• _Short exercise_: Copy each line in the data that includes the word "baseline".
>> Start Records for processing
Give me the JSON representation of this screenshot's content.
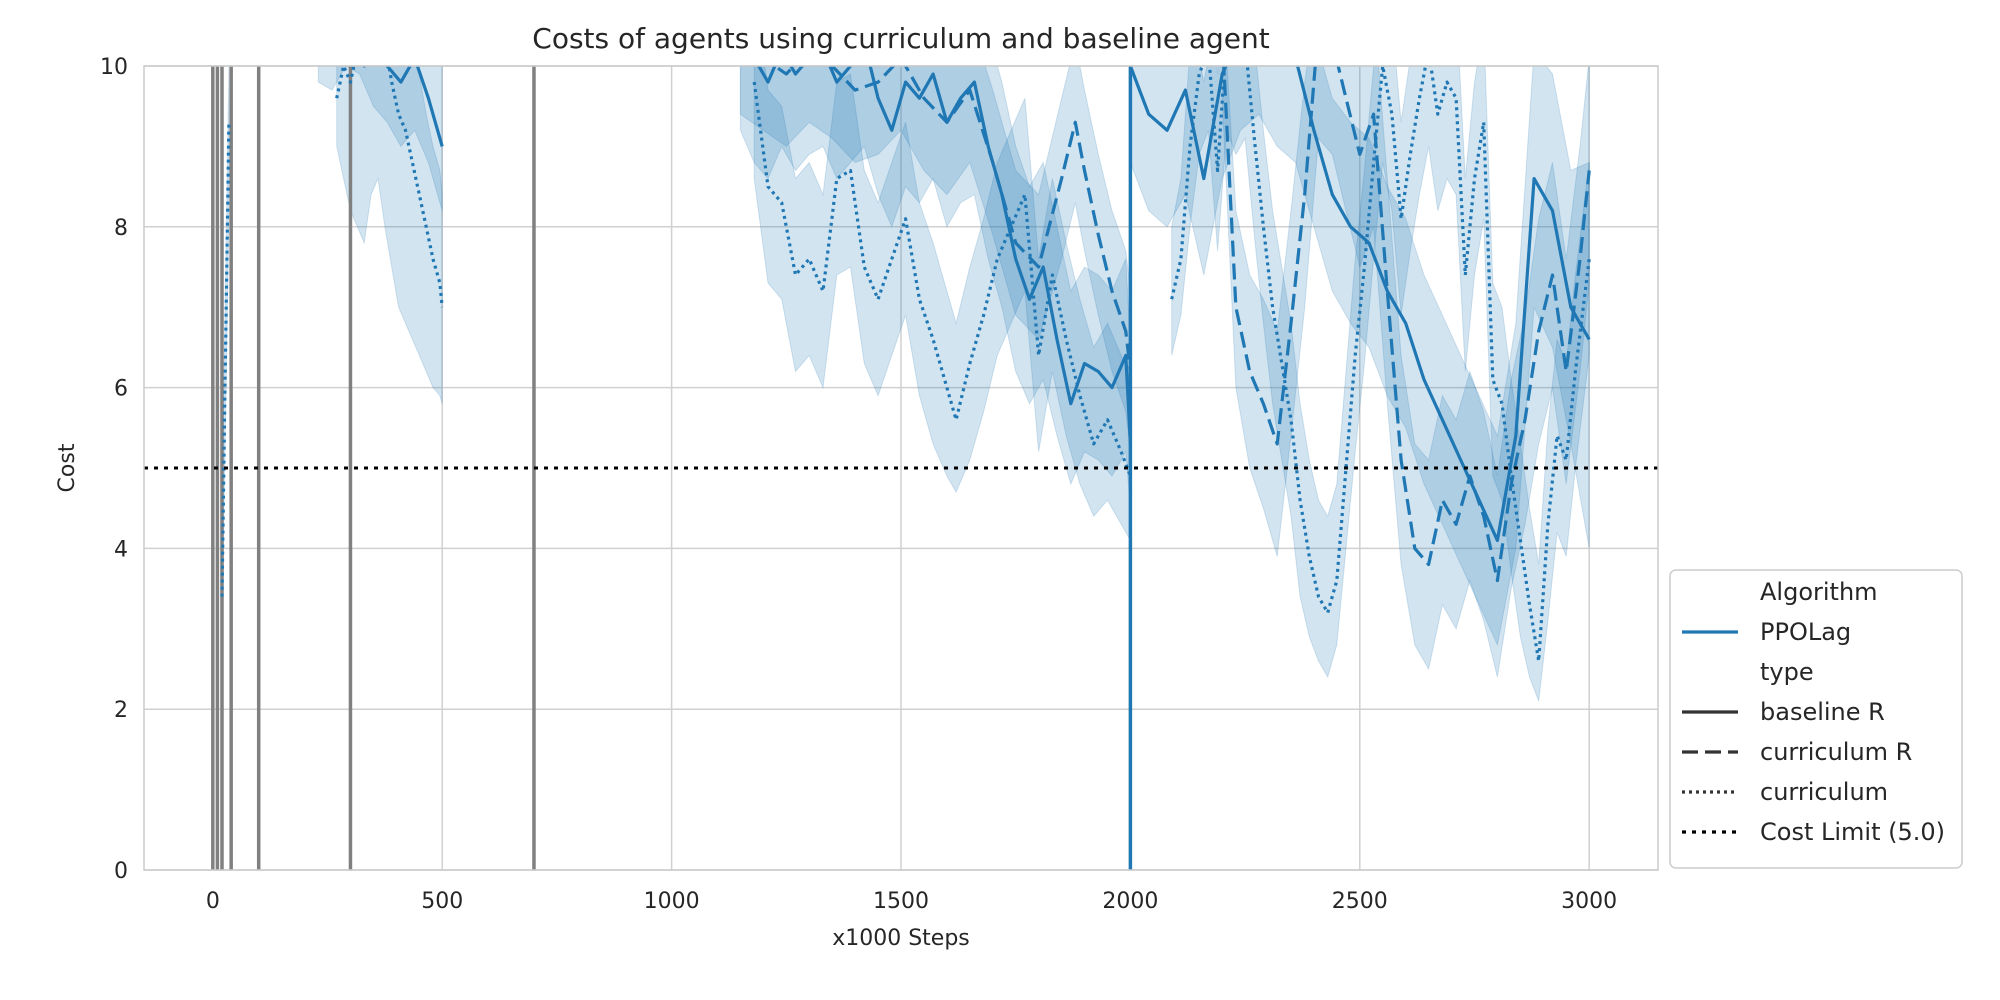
{
  "chart_data": {
    "type": "line",
    "title": "Costs of agents using curriculum and baseline agent",
    "xlabel": "x1000 Steps",
    "ylabel": "Cost",
    "xlim": [
      -150,
      3150
    ],
    "ylim": [
      0,
      10
    ],
    "xticks": [
      0,
      500,
      1000,
      1500,
      2000,
      2500,
      3000
    ],
    "yticks": [
      0,
      2,
      4,
      6,
      8,
      10
    ],
    "grid": true,
    "legend_position": "lower-right outside",
    "colors": {
      "series": "#1f77b4",
      "band": "#1f77b4",
      "vlines": "#808080",
      "grid": "#d0d0d0",
      "limit": "#000000"
    },
    "legend": [
      {
        "kind": "header",
        "label": "Algorithm"
      },
      {
        "kind": "line",
        "dash": "solid",
        "color": "#1f77b4",
        "label": "PPOLag"
      },
      {
        "kind": "header",
        "label": "type"
      },
      {
        "kind": "line",
        "dash": "solid",
        "color": "#333333",
        "label": "baseline R"
      },
      {
        "kind": "line",
        "dash": "dashed",
        "color": "#333333",
        "label": "curriculum R"
      },
      {
        "kind": "line",
        "dash": "dotted",
        "color": "#333333",
        "label": "curriculum"
      },
      {
        "kind": "line",
        "dash": "limit",
        "color": "#000000",
        "label": "Cost Limit (5.0)"
      }
    ],
    "cost_limit": 5.0,
    "stage_lines": [
      0,
      10,
      20,
      40,
      100,
      300,
      700,
      2000
    ],
    "series": [
      {
        "name": "baseline R",
        "dash": "solid",
        "segments": [
          {
            "x": [
              230,
              260,
              290,
              320,
              350,
              380,
              410,
              440,
              470,
              500
            ],
            "y": [
              10.3,
              10.2,
              10.5,
              10.4,
              10.2,
              10.0,
              9.8,
              10.1,
              9.6,
              9.0
            ],
            "lower": [
              9.8,
              9.7,
              10.0,
              9.9,
              9.5,
              9.3,
              9.0,
              9.2,
              8.8,
              8.2
            ],
            "upper": [
              11,
              11,
              11,
              11,
              11,
              11,
              11,
              11,
              11,
              11
            ]
          },
          {
            "x": [
              1150,
              1180,
              1210,
              1240,
              1270,
              1300,
              1330,
              1360,
              1390,
              1420,
              1450,
              1480,
              1510,
              1540,
              1570,
              1600,
              1630,
              1660,
              1690,
              1720,
              1750,
              1780,
              1810,
              1840,
              1870,
              1900,
              1930,
              1960,
              1990,
              2000
            ],
            "y": [
              10.4,
              10.1,
              9.8,
              10.2,
              9.9,
              10.1,
              10.2,
              9.8,
              10.0,
              10.3,
              9.6,
              9.2,
              9.8,
              9.6,
              9.9,
              9.3,
              9.6,
              9.8,
              9.0,
              8.4,
              7.6,
              7.1,
              7.5,
              6.6,
              5.8,
              6.3,
              6.2,
              6.0,
              6.4,
              5.3
            ],
            "lower": [
              9.2,
              8.8,
              8.6,
              9.0,
              8.7,
              8.9,
              9.0,
              8.6,
              8.8,
              9.0,
              8.4,
              8.0,
              8.5,
              8.3,
              8.6,
              8.0,
              8.3,
              8.4,
              7.6,
              7.0,
              6.2,
              5.8,
              6.1,
              5.4,
              4.8,
              5.2,
              5.1,
              4.9,
              5.2,
              4.5
            ],
            "upper": [
              11,
              11,
              11,
              11,
              11,
              11,
              11,
              11,
              11,
              11,
              11,
              11,
              11,
              11,
              11,
              11,
              11,
              11,
              10.4,
              9.8,
              9.0,
              8.5,
              8.8,
              8.0,
              7.2,
              7.5,
              7.4,
              7.2,
              7.6,
              6.5
            ]
          },
          {
            "x": [
              2000,
              2040,
              2080,
              2120,
              2160,
              2200,
              2240,
              2280,
              2320,
              2360,
              2400,
              2440,
              2480,
              2520,
              2560,
              2600,
              2640,
              2680,
              2720,
              2760,
              2800,
              2840,
              2880,
              2920,
              2960,
              3000
            ],
            "y": [
              10.0,
              9.4,
              9.2,
              9.7,
              8.6,
              9.9,
              10.4,
              10.6,
              10.3,
              10.1,
              9.2,
              8.4,
              8.0,
              7.8,
              7.2,
              6.8,
              6.1,
              5.6,
              5.1,
              4.6,
              4.1,
              5.4,
              8.6,
              8.2,
              7.0,
              6.6
            ],
            "lower": [
              8.8,
              8.2,
              8.0,
              8.4,
              7.4,
              8.6,
              9.2,
              9.4,
              9.0,
              8.8,
              8.0,
              7.2,
              6.8,
              6.5,
              5.9,
              5.5,
              4.8,
              4.3,
              3.8,
              3.3,
              2.8,
              4.0,
              7.0,
              6.5,
              5.3,
              4.0
            ],
            "upper": [
              11,
              10.6,
              10.4,
              11,
              9.8,
              11,
              11,
              11,
              11,
              11,
              10.4,
              9.6,
              9.3,
              9.1,
              8.5,
              8.1,
              7.4,
              6.9,
              6.4,
              5.9,
              5.4,
              6.8,
              10.2,
              9.9,
              8.7,
              8.8
            ]
          }
        ]
      },
      {
        "name": "curriculum R",
        "dash": "dashed",
        "segments": [
          {
            "x": [
              1150,
              1200,
              1250,
              1300,
              1350,
              1400,
              1450,
              1500,
              1550,
              1600,
              1650,
              1700,
              1750,
              1800,
              1850,
              1880,
              1900,
              1930,
              1960,
              1990,
              2000
            ],
            "y": [
              10.3,
              10.1,
              9.9,
              10.2,
              10.0,
              9.7,
              9.8,
              10.1,
              9.6,
              9.3,
              9.7,
              8.8,
              7.8,
              7.5,
              8.6,
              9.3,
              8.7,
              7.9,
              7.2,
              6.7,
              6.2
            ],
            "lower": [
              9.4,
              9.2,
              9.0,
              9.3,
              9.1,
              8.8,
              8.9,
              9.2,
              8.7,
              8.4,
              8.8,
              7.9,
              6.9,
              6.6,
              7.6,
              8.3,
              7.7,
              6.9,
              6.2,
              5.7,
              5.2
            ],
            "upper": [
              11,
              11,
              11,
              11,
              11,
              10.6,
              10.7,
              11,
              10.5,
              10.2,
              10.6,
              9.7,
              8.7,
              8.4,
              9.6,
              10.3,
              9.7,
              8.9,
              8.2,
              7.7,
              7.2
            ]
          },
          {
            "x": [
              2200,
              2230,
              2260,
              2290,
              2320,
              2350,
              2380,
              2410,
              2440,
              2470,
              2500,
              2530,
              2560,
              2590,
              2620,
              2650,
              2680,
              2710,
              2740,
              2770,
              2800,
              2830,
              2860,
              2890,
              2920,
              2950,
              2980,
              3000
            ],
            "y": [
              10.4,
              7.0,
              6.2,
              5.8,
              5.3,
              6.8,
              8.4,
              10.5,
              10.3,
              9.6,
              8.9,
              9.4,
              7.2,
              5.1,
              4.0,
              3.8,
              4.6,
              4.3,
              4.9,
              4.4,
              3.6,
              4.8,
              5.6,
              6.7,
              7.4,
              6.2,
              7.6,
              8.7
            ],
            "lower": [
              9.6,
              6.0,
              5.0,
              4.5,
              3.9,
              5.4,
              7.0,
              9.1,
              8.9,
              8.2,
              7.5,
              8.0,
              5.8,
              3.8,
              2.8,
              2.5,
              3.3,
              3.0,
              3.6,
              3.1,
              2.4,
              3.5,
              4.3,
              5.3,
              6.0,
              4.8,
              6.2,
              7.3
            ],
            "upper": [
              11,
              8.2,
              7.4,
              7.1,
              6.7,
              8.2,
              9.8,
              11,
              11,
              11,
              10.3,
              10.8,
              8.6,
              6.4,
              5.3,
              5.1,
              5.9,
              5.6,
              6.2,
              5.7,
              4.9,
              6.1,
              6.9,
              8.1,
              8.8,
              7.6,
              9.0,
              10.1
            ]
          }
        ]
      },
      {
        "name": "curriculum",
        "dash": "dotted",
        "segments": [
          {
            "x": [
              20,
              23,
              26,
              29,
              32,
              35
            ],
            "y": [
              3.4,
              4.6,
              5.8,
              6.9,
              8.1,
              9.3
            ],
            "lower": [
              2.8,
              3.9,
              5.0,
              6.0,
              7.1,
              8.2
            ],
            "upper": [
              4.2,
              5.4,
              6.6,
              7.7,
              8.9,
              10.0
            ]
          },
          {
            "x": [
              270,
              285,
              300,
              315,
              330,
              345,
              360,
              375,
              390,
              405,
              420,
              435,
              450,
              465,
              480,
              495,
              500
            ],
            "y": [
              9.6,
              10.0,
              9.8,
              10.2,
              10.0,
              10.4,
              10.6,
              10.3,
              9.8,
              9.4,
              9.2,
              8.8,
              8.4,
              8.0,
              7.6,
              7.3,
              7.0
            ],
            "lower": [
              9.0,
              8.6,
              8.2,
              8.0,
              7.8,
              8.4,
              8.6,
              8.0,
              7.5,
              7.0,
              6.8,
              6.6,
              6.4,
              6.2,
              6.0,
              5.9,
              5.8
            ],
            "upper": [
              11,
              11,
              11,
              11,
              11,
              11,
              11,
              11,
              11,
              11,
              11,
              10.4,
              9.9,
              9.4,
              9.0,
              8.7,
              8.4
            ]
          },
          {
            "x": [
              1180,
              1210,
              1240,
              1270,
              1300,
              1330,
              1360,
              1390,
              1420,
              1450,
              1480,
              1510,
              1540,
              1570,
              1600,
              1620,
              1650,
              1680,
              1710,
              1740,
              1770,
              1800,
              1830,
              1860,
              1890,
              1920,
              1950,
              1980,
              2000
            ],
            "y": [
              9.8,
              8.5,
              8.3,
              7.4,
              7.6,
              7.2,
              8.6,
              8.7,
              7.5,
              7.1,
              7.6,
              8.1,
              7.1,
              6.6,
              6.0,
              5.6,
              6.3,
              6.9,
              7.6,
              8.0,
              8.4,
              6.4,
              7.4,
              6.6,
              5.9,
              5.3,
              5.6,
              5.2,
              4.9
            ],
            "lower": [
              8.6,
              7.3,
              7.1,
              6.2,
              6.4,
              6.0,
              7.4,
              7.5,
              6.3,
              5.9,
              6.4,
              6.9,
              5.9,
              5.3,
              4.9,
              4.7,
              5.1,
              5.7,
              6.4,
              6.8,
              7.2,
              5.2,
              6.2,
              5.4,
              4.8,
              4.4,
              4.6,
              4.3,
              4.1
            ],
            "upper": [
              11,
              9.7,
              9.5,
              8.6,
              8.8,
              8.4,
              9.8,
              9.9,
              8.7,
              8.3,
              8.8,
              9.3,
              8.3,
              7.8,
              7.2,
              6.8,
              7.5,
              8.1,
              8.8,
              9.2,
              9.6,
              7.6,
              8.6,
              7.8,
              7.1,
              6.5,
              6.8,
              6.4,
              6.1
            ]
          },
          {
            "x": [
              2090,
              2110,
              2130,
              2150,
              2170,
              2190,
              2210,
              2230,
              2250,
              2270,
              2290,
              2310,
              2330,
              2350,
              2370,
              2390,
              2410,
              2430,
              2450,
              2470,
              2490,
              2510,
              2530,
              2550,
              2570,
              2590,
              2610,
              2630,
              2650,
              2670,
              2690,
              2710,
              2730,
              2750,
              2770,
              2790,
              2810,
              2830,
              2850,
              2870,
              2890,
              2910,
              2930,
              2950,
              2970,
              3000
            ],
            "y": [
              7.1,
              7.6,
              9.0,
              9.9,
              10.2,
              8.7,
              10.4,
              10.1,
              10.3,
              9.1,
              8.0,
              7.0,
              6.3,
              5.6,
              4.6,
              3.9,
              3.4,
              3.2,
              3.6,
              5.0,
              6.4,
              7.5,
              8.8,
              10.0,
              9.4,
              8.1,
              8.9,
              9.6,
              10.2,
              9.4,
              9.8,
              9.6,
              7.4,
              8.6,
              9.3,
              6.1,
              5.8,
              4.9,
              4.1,
              3.3,
              2.6,
              4.3,
              5.4,
              5.1,
              6.2,
              7.6
            ],
            "lower": [
              6.4,
              6.9,
              8.0,
              8.9,
              9.2,
              7.7,
              9.2,
              8.9,
              9.1,
              7.9,
              6.8,
              5.8,
              5.1,
              4.4,
              3.4,
              2.9,
              2.6,
              2.4,
              2.8,
              4.0,
              5.2,
              6.3,
              7.6,
              8.8,
              8.2,
              6.9,
              7.7,
              8.4,
              9.0,
              8.2,
              8.6,
              8.4,
              6.2,
              7.4,
              8.1,
              4.9,
              4.6,
              3.7,
              2.9,
              2.4,
              2.1,
              3.1,
              4.2,
              3.9,
              5.0,
              6.4
            ],
            "upper": [
              8.0,
              8.6,
              10.2,
              11,
              11,
              9.9,
              11,
              11,
              11,
              10.3,
              9.2,
              8.2,
              7.5,
              6.8,
              5.8,
              5.1,
              4.6,
              4.4,
              4.8,
              6.2,
              7.6,
              8.7,
              10.0,
              11,
              10.6,
              9.3,
              10.1,
              10.8,
              11,
              10.6,
              11,
              10.8,
              8.6,
              9.8,
              10.5,
              7.3,
              7.0,
              6.1,
              5.3,
              4.5,
              3.8,
              5.5,
              6.6,
              6.3,
              7.4,
              8.8
            ]
          }
        ]
      }
    ]
  }
}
>> End Records for processing
• _Exercise output_:
    "title": "Costs of agents using curriculum and baseline agent",
        "label": "baseline R"
        "name": "baseline R",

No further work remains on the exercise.